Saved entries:

Start

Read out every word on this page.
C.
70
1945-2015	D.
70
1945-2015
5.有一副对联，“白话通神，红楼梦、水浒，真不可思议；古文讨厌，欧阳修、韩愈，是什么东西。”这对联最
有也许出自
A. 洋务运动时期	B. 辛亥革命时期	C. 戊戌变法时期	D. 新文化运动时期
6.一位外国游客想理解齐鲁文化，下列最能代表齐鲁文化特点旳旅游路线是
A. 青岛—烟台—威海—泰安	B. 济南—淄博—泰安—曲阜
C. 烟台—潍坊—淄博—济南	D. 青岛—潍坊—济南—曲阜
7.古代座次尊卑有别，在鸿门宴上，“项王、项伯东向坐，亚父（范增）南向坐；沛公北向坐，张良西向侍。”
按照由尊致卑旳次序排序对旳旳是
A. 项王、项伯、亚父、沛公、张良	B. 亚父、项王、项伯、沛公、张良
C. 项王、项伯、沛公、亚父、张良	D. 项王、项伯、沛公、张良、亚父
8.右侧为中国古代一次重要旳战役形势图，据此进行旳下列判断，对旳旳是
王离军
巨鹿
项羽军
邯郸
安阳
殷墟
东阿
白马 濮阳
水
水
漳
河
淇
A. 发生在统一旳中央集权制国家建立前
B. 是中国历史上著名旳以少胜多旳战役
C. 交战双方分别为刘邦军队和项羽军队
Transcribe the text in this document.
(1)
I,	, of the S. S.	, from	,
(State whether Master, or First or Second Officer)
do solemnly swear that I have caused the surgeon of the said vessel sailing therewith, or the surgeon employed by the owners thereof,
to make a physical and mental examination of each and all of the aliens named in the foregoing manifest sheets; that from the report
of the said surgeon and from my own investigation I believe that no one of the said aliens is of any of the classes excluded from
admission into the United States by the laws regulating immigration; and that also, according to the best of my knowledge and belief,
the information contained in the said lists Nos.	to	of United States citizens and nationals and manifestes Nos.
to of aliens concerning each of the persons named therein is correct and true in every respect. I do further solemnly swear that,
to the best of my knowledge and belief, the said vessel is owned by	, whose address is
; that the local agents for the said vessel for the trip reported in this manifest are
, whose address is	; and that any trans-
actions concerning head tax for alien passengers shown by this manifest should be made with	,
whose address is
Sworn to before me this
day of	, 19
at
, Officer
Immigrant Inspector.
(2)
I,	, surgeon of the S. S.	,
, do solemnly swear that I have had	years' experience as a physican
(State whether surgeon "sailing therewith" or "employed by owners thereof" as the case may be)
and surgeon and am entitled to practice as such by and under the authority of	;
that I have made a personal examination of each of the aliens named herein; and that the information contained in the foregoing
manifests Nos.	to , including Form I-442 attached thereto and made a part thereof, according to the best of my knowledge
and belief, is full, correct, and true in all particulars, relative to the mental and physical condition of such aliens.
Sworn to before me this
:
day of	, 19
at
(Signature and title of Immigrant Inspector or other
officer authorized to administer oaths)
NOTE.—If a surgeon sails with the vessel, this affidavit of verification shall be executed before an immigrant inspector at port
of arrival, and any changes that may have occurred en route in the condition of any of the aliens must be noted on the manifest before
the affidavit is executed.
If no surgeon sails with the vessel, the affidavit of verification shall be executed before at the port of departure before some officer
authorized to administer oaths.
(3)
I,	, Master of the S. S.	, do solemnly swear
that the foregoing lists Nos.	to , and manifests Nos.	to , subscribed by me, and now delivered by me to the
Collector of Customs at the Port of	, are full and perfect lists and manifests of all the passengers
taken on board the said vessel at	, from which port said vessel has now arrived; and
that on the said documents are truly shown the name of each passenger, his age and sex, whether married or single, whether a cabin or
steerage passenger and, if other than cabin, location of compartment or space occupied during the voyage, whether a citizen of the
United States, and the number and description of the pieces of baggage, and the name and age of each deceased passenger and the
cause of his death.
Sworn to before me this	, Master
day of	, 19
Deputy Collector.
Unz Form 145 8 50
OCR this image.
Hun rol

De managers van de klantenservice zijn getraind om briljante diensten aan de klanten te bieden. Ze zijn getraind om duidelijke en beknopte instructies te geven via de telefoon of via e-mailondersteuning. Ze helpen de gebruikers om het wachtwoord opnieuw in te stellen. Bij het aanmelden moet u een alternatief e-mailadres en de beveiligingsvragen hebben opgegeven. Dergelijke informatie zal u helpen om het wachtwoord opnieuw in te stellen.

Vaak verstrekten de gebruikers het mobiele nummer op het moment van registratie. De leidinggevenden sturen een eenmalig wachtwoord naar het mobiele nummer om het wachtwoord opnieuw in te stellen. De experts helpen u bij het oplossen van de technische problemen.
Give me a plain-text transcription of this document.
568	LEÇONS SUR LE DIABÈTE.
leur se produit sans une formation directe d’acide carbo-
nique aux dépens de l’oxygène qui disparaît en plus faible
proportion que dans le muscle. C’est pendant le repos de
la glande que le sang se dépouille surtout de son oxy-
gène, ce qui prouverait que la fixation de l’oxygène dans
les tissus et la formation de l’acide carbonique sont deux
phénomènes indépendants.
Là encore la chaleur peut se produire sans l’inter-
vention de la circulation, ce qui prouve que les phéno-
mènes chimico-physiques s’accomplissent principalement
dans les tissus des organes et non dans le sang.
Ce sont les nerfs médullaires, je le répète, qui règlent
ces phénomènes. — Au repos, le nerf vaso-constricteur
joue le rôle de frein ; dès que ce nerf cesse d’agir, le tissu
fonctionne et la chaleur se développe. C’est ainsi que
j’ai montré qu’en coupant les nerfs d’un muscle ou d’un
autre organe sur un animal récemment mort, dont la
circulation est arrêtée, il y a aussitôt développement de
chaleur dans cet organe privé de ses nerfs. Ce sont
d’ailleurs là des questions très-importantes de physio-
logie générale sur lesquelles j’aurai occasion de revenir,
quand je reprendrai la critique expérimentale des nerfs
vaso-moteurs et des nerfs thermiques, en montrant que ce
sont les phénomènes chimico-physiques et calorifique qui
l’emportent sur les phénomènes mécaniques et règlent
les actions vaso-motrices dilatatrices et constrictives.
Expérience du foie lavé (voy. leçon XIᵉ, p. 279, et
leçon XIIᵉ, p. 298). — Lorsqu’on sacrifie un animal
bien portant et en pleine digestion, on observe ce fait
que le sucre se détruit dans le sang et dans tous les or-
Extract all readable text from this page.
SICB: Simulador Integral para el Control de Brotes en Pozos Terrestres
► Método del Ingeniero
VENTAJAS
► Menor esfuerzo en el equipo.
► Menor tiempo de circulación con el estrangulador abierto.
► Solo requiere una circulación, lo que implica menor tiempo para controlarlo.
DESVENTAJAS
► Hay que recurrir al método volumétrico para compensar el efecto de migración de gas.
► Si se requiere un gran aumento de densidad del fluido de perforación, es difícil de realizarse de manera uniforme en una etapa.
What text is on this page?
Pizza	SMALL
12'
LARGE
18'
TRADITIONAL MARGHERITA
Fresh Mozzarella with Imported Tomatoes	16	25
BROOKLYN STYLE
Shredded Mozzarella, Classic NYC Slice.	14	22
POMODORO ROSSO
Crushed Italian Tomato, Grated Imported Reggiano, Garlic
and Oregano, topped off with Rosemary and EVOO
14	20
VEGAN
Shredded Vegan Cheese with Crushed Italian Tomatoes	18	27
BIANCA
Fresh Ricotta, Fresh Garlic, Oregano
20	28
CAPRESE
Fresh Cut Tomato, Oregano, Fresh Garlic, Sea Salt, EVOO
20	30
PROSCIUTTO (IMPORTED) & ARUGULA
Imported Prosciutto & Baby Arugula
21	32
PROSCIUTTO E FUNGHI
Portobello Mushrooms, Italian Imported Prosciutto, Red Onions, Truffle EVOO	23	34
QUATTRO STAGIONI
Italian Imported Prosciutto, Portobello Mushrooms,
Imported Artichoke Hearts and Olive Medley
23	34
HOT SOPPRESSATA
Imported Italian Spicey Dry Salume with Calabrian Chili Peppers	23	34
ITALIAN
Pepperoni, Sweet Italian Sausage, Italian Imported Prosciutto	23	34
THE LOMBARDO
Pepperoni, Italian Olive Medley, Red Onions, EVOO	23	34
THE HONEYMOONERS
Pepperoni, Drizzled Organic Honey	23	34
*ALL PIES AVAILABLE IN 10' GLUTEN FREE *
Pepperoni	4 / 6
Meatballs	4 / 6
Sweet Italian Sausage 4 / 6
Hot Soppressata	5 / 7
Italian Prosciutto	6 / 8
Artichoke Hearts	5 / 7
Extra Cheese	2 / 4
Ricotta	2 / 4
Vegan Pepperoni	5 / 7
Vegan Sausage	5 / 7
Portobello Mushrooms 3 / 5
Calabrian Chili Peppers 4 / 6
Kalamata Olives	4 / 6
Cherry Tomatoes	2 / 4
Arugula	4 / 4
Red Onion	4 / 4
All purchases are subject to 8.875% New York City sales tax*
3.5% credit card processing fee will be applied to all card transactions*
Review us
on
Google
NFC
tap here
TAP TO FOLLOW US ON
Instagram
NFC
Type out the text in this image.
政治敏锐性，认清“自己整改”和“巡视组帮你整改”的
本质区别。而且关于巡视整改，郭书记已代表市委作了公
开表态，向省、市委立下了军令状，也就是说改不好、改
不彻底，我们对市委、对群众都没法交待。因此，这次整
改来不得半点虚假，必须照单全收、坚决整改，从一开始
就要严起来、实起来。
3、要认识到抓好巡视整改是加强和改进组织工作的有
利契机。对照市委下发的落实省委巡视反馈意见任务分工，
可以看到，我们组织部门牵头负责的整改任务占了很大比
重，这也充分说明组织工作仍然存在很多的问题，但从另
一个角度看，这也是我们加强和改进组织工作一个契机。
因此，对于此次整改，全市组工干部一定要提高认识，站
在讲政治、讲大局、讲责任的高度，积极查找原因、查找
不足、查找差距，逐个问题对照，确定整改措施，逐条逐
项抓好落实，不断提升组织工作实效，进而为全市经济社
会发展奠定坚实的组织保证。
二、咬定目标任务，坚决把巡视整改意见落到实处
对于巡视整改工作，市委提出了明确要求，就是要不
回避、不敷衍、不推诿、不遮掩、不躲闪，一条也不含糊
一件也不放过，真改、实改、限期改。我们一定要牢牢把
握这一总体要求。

End

Exercise instructions => Using the material above, state how many lines include the string "Chili". Answer with a single number.

Task result => 2